start DATA SUPPLIED
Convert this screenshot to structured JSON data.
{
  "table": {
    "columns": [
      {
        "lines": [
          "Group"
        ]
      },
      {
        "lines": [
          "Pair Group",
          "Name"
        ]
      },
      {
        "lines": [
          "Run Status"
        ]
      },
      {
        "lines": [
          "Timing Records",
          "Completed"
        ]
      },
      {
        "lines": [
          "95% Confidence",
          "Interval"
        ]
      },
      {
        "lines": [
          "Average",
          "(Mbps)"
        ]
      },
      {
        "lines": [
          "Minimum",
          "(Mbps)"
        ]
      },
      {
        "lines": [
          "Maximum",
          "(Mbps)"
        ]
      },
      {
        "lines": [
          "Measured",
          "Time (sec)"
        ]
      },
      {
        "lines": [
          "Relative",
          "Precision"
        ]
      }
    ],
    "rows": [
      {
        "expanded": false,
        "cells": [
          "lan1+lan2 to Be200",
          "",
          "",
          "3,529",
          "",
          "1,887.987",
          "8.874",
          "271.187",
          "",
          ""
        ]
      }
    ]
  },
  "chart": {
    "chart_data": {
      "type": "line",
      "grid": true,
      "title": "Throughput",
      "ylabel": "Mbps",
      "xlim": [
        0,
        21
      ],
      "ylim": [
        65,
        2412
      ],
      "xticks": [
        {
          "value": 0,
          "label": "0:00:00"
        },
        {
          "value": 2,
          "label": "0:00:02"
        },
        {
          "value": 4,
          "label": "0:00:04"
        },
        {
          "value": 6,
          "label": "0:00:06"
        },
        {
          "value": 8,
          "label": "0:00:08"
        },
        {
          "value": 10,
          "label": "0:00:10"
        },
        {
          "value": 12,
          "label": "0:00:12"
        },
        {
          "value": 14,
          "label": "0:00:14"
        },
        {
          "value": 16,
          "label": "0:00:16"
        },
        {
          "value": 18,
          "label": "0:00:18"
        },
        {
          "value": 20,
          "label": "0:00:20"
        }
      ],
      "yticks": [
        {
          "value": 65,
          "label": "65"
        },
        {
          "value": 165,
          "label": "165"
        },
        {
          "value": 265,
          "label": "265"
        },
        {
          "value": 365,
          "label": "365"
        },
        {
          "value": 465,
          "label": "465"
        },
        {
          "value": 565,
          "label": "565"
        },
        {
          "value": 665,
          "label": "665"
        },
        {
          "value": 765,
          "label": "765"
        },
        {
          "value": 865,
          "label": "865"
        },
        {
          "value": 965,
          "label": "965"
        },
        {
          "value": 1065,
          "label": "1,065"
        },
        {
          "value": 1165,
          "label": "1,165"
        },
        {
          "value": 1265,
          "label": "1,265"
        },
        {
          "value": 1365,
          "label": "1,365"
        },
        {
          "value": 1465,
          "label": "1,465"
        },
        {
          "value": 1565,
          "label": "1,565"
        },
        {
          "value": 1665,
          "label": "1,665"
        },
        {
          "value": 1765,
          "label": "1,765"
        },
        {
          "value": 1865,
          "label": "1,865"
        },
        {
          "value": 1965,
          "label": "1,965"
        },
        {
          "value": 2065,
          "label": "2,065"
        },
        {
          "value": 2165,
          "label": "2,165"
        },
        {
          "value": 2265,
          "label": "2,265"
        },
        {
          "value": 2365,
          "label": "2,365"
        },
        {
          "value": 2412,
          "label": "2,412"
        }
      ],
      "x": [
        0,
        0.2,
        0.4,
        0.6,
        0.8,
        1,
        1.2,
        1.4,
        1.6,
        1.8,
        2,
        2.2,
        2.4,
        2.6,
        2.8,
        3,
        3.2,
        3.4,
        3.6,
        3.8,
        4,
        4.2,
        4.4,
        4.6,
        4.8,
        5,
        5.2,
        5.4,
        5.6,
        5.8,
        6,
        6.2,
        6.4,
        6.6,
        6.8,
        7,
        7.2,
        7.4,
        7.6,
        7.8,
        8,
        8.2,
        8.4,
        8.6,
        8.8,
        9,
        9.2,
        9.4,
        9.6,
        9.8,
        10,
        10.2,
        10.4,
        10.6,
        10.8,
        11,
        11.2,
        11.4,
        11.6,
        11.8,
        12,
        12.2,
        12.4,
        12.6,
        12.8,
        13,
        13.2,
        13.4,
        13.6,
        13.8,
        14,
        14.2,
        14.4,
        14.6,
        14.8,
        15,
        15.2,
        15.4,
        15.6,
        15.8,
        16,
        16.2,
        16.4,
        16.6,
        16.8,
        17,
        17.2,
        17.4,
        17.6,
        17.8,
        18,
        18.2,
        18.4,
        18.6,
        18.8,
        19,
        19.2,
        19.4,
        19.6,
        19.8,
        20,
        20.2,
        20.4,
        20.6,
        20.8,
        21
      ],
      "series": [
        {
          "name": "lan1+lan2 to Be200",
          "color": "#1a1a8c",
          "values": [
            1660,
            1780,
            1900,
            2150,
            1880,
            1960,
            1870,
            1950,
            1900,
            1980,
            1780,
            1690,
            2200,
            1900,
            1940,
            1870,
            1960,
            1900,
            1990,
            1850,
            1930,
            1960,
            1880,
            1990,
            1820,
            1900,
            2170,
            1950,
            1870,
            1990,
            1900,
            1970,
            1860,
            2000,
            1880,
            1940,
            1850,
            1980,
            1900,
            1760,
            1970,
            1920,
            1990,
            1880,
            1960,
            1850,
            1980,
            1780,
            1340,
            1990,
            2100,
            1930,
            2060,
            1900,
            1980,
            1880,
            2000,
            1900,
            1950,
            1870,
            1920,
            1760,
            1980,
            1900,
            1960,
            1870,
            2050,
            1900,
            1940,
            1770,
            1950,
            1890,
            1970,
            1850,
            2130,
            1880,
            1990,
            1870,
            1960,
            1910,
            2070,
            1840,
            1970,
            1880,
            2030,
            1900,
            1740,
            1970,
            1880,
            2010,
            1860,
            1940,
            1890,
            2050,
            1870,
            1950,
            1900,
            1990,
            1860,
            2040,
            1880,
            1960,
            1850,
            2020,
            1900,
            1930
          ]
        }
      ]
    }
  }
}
end DATA SUPPLIED
WORK TO BE COMPLETED
Return each entry from above without altering a single character.

RESPONSE TO THE TASK
Convert this screenshot to structured JSON data.
{
  "table": {
    "columns": [
      {
        "lines": [
          "Group"
        ]
      },
      {
        "lines": [
          "Pair Group",
          "Name"
        ]
      },
      {
        "lines": [
          "Run Status"
        ]
      },
      {
        "lines": [
          "Timing Records",
          "Completed"
        ]
      },
      {
        "lines": [
          "95% Confidence",
          "Interval"
        ]
      },
      {
        "lines": [
          "Average",
          "(Mbps)"
        ]
      },
      {
        "lines": [
          "Minimum",
          "(Mbps)"
        ]
      },
      {
        "lines": [
          "Maximum",
          "(Mbps)"
        ]
      },
      {
        "lines": [
          "Measured",
          "Time (sec)"
        ]
      },
      {
        "lines": [
          "Relative",
          "Precision"
        ]
      }
    ],
    "rows": [
      {
        "expanded": false,
        "cells": [
          "lan1+lan2 to Be200",
          "",
          "",
          "3,529",
          "",
          "1,887.987",
          "8.874",
          "271.187",
          "",
          ""
        ]
      }
    ]
  },
  "chart": {
    "chart_data": {
      "type": "line",
      "grid": true,
      "title": "Throughput",
      "ylabel": "Mbps",
      "xlim": [
        0,
        21
      ],
      "ylim": [
        65,
        2412
      ],
      "xticks": [
        {
          "value": 0,
          "label": "0:00:00"
        },
        {
          "value": 2,
          "label": "0:00:02"
        },
        {
          "value": 4,
          "label": "0:00:04"
        },
        {
          "value": 6,
          "label": "0:00:06"
        },
        {
          "value": 8,
          "label": "0:00:08"
        },
        {
          "value": 10,
          "label": "0:00:10"
        },
        {
          "value": 12,
          "label": "0:00:12"
        },
        {
          "value": 14,
          "label": "0:00:14"
        },
        {
          "value": 16,
          "label": "0:00:16"
        },
        {
          "value": 18,
          "label": "0:00:18"
        },
        {
          "value": 20,
          "label": "0:00:20"
        }
      ],
      "yticks": [
        {
          "value": 65,
          "label": "65"
        },
        {
          "value": 165,
          "label": "165"
        },
        {
          "value": 265,
          "label": "265"
        },
        {
          "value": 365,
          "label": "365"
        },
        {
          "value": 465,
          "label": "465"
        },
        {
          "value": 565,
          "label": "565"
        },
        {
          "value": 665,
          "label": "665"
        },
        {
          "value": 765,
          "label": "765"
        },
        {
          "value": 865,
          "label": "865"
        },
        {
          "value": 965,
          "label": "965"
        },
        {
          "value": 1065,
          "label": "1,065"
        },
        {
          "value": 1165,
          "label": "1,165"
        },
        {
          "value": 1265,
          "label": "1,265"
        },
        {
          "value": 1365,
          "label": "1,365"
        },
        {
          "value": 1465,
          "label": "1,465"
        },
        {
          "value": 1565,
          "label": "1,565"
        },
        {
          "value": 1665,
          "label": "1,665"
        },
        {
          "value": 1765,
          "label": "1,765"
        },
        {
          "value": 1865,
          "label": "1,865"
        },
        {
          "value": 1965,
          "label": "1,965"
        },
        {
          "value": 2065,
          "label": "2,065"
        },
        {
          "value": 2165,
          "label": "2,165"
        },
        {
          "value": 2265,
          "label": "2,265"
        },
        {
          "value": 2365,
          "label": "2,365"
        },
        {
          "value": 2412,
          "label": "2,412"
        }
      ],
      "x": [
        0,
        0.2,
        0.4,
        0.6,
        0.8,
        1,
        1.2,
        1.4,
        1.6,
        1.8,
        2,
        2.2,
        2.4,
        2.6,
        2.8,
        3,
        3.2,
        3.4,
        3.6,
        3.8,
        4,
        4.2,
        4.4,
        4.6,
        4.8,
        5,
        5.2,
        5.4,
        5.6,
        5.8,
        6,
        6.2,
        6.4,
        6.6,
        6.8,
        7,
        7.2,
        7.4,
        7.6,
        7.8,
        8,
        8.2,
        8.4,
        8.6,
        8.8,
        9,
        9.2,
        9.4,
        9.6,
        9.8,
        10,
        10.2,
        10.4,
        10.6,
        10.8,
        11,
        11.2,
        11.4,
        11.6,
        11.8,
        12,
        12.2,
        12.4,
        12.6,
        12.8,
        13,
        13.2,
        13.4,
        13.6,
        13.8,
        14,
        14.2,
        14.4,
        14.6,
        14.8,
        15,
        15.2,
        15.4,
        15.6,
        15.8,
        16,
        16.2,
        16.4,
        16.6,
        16.8,
        17,
        17.2,
        17.4,
        17.6,
        17.8,
        18,
        18.2,
        18.4,
        18.6,
        18.8,
        19,
        19.2,
        19.4,
        19.6,
        19.8,
        20,
        20.2,
        20.4,
        20.6,
        20.8,
        21
      ],
      "series": [
        {
          "name": "lan1+lan2 to Be200",
          "color": "#1a1a8c",
          "values": [
            1660,
            1780,
            1900,
            2150,
            1880,
            1960,
            1870,
            1950,
            1900,
            1980,
            1780,
            1690,
            2200,
            1900,
            1940,
            1870,
            1960,
            1900,
            1990,
            1850,
            1930,
            1960,
            1880,
            1990,
            1820,
            1900,
            2170,
            1950,
            1870,
            1990,
            1900,
            1970,
            1860,
            2000,
            1880,
            1940,
            1850,
            1980,
            1900,
            1760,
            1970,
            1920,
            1990,
            1880,
            1960,
            1850,
            1980,
            1780,
            1340,
            1990,
            2100,
            1930,
            2060,
            1900,
            1980,
            1880,
            2000,
            1900,
            1950,
            1870,
            1920,
            1760,
            1980,
            1900,
            1960,
            1870,
            2050,
            1900,
            1940,
            1770,
            1950,
            1890,
            1970,
            1850,
            2130,
            1880,
            1990,
            1870,
            1960,
            1910,
            2070,
            1840,
            1970,
            1880,
            2030,
            1900,
            1740,
            1970,
            1880,
            2010,
            1860,
            1940,
            1890,
            2050,
            1870,
            1950,
            1900,
            1990,
            1860,
            2040,
            1880,
            1960,
            1850,
            2020,
            1900,
            1930
          ]
        }
      ]
    }
  }
}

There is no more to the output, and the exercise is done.